▸ Stated goal
Reproduce the listing verbatim from its first line down to the line containing "1892, 622, 1917]", with both of those lines included.

▸ Source records
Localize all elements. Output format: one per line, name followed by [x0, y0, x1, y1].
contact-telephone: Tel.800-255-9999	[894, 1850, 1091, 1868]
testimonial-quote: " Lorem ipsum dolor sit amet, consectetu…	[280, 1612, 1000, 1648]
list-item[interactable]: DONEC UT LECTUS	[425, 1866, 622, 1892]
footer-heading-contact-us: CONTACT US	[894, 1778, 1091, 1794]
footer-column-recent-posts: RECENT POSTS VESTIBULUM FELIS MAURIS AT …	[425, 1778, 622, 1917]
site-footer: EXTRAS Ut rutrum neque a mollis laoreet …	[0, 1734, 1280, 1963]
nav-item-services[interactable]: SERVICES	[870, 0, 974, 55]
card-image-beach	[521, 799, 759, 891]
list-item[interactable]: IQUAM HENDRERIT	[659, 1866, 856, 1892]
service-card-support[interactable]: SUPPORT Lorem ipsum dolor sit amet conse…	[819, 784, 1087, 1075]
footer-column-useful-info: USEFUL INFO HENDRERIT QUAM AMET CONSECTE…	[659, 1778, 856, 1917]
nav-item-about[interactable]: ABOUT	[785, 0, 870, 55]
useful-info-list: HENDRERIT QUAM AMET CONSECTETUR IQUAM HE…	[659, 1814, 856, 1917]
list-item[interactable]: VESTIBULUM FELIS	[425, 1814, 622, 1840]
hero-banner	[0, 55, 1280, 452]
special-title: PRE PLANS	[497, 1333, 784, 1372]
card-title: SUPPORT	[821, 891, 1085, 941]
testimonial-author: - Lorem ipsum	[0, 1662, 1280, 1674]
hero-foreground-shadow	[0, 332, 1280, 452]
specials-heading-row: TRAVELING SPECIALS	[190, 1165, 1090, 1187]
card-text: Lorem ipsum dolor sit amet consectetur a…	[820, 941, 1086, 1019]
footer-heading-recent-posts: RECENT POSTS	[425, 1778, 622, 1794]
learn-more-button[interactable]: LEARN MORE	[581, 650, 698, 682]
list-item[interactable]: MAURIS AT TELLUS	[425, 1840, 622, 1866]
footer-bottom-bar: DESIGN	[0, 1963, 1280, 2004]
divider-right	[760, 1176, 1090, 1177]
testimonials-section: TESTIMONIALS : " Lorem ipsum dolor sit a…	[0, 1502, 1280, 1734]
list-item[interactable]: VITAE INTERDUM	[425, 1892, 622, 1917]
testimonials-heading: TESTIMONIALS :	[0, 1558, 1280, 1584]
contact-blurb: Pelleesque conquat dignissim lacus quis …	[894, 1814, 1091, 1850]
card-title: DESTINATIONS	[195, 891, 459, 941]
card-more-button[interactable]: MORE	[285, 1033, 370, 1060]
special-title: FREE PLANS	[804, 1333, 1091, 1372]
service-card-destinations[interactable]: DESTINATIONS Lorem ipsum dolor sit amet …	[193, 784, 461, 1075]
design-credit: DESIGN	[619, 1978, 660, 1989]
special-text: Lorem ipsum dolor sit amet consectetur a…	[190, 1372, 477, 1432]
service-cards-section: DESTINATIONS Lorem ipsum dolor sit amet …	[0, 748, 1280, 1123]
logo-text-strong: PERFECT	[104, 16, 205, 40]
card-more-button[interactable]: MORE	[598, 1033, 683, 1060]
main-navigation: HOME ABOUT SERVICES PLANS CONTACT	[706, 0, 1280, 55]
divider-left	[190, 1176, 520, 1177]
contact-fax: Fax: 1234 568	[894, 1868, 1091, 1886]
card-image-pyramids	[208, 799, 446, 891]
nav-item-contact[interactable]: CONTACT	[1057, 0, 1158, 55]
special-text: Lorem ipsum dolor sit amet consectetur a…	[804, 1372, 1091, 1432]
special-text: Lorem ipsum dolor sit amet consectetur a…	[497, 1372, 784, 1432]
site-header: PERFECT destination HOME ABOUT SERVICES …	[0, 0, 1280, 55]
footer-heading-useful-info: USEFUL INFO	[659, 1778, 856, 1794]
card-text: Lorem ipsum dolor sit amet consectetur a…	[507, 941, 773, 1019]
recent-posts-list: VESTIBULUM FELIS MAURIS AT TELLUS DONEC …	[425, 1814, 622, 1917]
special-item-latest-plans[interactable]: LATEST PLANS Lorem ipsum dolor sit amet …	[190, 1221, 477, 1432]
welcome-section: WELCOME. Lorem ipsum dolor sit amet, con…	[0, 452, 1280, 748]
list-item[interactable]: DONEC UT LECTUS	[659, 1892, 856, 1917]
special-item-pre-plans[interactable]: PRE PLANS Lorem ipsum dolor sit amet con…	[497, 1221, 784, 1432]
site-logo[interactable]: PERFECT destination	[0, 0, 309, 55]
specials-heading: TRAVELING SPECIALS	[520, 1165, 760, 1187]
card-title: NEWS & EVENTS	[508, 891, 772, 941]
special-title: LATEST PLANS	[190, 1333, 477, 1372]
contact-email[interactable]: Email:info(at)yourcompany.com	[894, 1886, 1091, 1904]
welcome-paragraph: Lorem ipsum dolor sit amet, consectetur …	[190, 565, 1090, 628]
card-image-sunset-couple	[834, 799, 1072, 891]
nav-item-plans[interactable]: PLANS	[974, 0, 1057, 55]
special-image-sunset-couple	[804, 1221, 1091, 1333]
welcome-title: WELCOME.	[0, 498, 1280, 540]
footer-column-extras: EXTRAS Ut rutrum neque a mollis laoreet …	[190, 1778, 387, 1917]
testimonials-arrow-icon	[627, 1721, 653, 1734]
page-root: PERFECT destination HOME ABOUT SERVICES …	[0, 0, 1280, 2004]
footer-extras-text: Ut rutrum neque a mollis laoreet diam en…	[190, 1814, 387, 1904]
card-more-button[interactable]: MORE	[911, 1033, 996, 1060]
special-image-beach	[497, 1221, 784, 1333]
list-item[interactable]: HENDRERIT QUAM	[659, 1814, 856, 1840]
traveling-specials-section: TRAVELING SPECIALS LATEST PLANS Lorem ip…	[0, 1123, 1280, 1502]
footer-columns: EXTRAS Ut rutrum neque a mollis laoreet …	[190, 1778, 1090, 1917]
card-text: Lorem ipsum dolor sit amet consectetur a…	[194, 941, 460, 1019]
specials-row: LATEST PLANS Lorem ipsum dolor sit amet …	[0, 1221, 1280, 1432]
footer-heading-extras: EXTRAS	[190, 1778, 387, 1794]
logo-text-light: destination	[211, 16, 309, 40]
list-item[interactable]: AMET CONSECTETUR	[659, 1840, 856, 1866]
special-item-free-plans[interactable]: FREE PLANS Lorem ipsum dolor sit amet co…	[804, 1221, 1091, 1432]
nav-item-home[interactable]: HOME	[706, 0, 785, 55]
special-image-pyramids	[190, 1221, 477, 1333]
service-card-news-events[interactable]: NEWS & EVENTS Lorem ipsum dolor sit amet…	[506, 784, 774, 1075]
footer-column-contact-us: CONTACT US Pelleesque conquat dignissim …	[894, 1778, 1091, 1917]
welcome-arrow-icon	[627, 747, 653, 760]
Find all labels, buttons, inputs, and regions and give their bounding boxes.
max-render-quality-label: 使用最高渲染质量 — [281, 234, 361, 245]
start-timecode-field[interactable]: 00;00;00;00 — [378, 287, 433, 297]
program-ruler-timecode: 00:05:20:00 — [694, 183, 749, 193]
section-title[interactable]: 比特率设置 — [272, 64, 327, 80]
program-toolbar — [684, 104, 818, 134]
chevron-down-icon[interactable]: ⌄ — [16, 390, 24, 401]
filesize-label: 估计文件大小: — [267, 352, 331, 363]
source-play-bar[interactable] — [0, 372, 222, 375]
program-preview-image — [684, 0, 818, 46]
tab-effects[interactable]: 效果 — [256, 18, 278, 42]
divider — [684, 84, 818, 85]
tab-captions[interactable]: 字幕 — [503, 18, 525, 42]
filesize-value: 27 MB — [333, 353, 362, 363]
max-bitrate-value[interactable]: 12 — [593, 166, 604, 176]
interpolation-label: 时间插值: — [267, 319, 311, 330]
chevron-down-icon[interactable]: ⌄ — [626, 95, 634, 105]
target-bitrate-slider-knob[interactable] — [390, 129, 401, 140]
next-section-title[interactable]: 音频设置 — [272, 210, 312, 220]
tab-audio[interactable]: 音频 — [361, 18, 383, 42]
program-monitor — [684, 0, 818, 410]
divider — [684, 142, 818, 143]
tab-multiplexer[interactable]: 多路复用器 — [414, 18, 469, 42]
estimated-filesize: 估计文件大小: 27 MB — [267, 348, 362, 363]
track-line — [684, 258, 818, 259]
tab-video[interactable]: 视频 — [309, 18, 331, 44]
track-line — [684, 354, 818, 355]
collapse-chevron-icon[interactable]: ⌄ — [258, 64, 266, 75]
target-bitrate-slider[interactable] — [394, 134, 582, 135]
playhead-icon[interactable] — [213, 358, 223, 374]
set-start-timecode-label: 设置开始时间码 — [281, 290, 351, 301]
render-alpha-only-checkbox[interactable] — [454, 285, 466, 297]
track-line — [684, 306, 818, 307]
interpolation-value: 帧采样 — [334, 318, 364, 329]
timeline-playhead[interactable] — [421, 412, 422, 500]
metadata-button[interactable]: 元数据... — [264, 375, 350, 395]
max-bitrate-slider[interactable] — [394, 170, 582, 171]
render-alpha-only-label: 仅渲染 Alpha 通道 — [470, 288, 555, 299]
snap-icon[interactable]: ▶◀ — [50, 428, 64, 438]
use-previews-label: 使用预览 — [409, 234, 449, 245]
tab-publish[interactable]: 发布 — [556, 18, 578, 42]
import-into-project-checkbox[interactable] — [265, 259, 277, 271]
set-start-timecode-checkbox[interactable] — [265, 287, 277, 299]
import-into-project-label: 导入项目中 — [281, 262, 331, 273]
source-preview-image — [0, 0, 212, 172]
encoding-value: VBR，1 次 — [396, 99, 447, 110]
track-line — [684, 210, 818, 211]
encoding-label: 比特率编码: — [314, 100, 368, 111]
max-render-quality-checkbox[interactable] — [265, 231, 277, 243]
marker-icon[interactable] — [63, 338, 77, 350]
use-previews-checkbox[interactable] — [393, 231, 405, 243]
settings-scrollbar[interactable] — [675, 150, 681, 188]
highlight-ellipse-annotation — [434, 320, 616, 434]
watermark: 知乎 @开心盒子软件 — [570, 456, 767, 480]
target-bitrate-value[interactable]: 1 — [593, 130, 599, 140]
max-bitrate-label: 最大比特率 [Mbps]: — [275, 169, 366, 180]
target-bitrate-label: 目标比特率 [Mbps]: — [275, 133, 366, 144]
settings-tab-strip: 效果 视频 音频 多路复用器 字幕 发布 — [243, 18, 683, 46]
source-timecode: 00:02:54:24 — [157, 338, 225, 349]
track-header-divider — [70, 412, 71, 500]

▸ Result of this exercise
Localize all elements. Output format: one per line, name followed by [x0, y0, x1, y1].
contact-telephone: Tel.800-255-9999	[894, 1850, 1091, 1868]
testimonial-quote: " Lorem ipsum dolor sit amet, consectetu…	[280, 1612, 1000, 1648]
list-item[interactable]: DONEC UT LECTUS	[425, 1866, 622, 1892]
footer-heading-contact-us: CONTACT US	[894, 1778, 1091, 1794]
footer-column-recent-posts: RECENT POSTS VESTIBULUM FELIS MAURIS AT …	[425, 1778, 622, 1917]
site-footer: EXTRAS Ut rutrum neque a mollis laoreet …	[0, 1734, 1280, 1963]
nav-item-services[interactable]: SERVICES	[870, 0, 974, 55]
card-image-beach	[521, 799, 759, 891]
list-item[interactable]: IQUAM HENDRERIT	[659, 1866, 856, 1892]
service-card-support[interactable]: SUPPORT Lorem ipsum dolor sit amet conse…	[819, 784, 1087, 1075]
footer-column-useful-info: USEFUL INFO HENDRERIT QUAM AMET CONSECTE…	[659, 1778, 856, 1917]
nav-item-about[interactable]: ABOUT	[785, 0, 870, 55]
useful-info-list: HENDRERIT QUAM AMET CONSECTETUR IQUAM HE…	[659, 1814, 856, 1917]
list-item[interactable]: VESTIBULUM FELIS	[425, 1814, 622, 1840]
hero-banner	[0, 55, 1280, 452]
special-title: PRE PLANS	[497, 1333, 784, 1372]
card-title: SUPPORT	[821, 891, 1085, 941]
testimonial-author: - Lorem ipsum	[0, 1662, 1280, 1674]
hero-foreground-shadow	[0, 332, 1280, 452]
specials-heading-row: TRAVELING SPECIALS	[190, 1165, 1090, 1187]
card-text: Lorem ipsum dolor sit amet consectetur a…	[820, 941, 1086, 1019]
footer-heading-recent-posts: RECENT POSTS	[425, 1778, 622, 1794]
learn-more-button[interactable]: LEARN MORE	[581, 650, 698, 682]
list-item[interactable]: MAURIS AT TELLUS	[425, 1840, 622, 1866]
footer-bottom-bar: DESIGN	[0, 1963, 1280, 2004]
divider-right	[760, 1176, 1090, 1177]
testimonials-section: TESTIMONIALS : " Lorem ipsum dolor sit a…	[0, 1502, 1280, 1734]
list-item[interactable]: VITAE INTERDUM	[425, 1892, 622, 1917]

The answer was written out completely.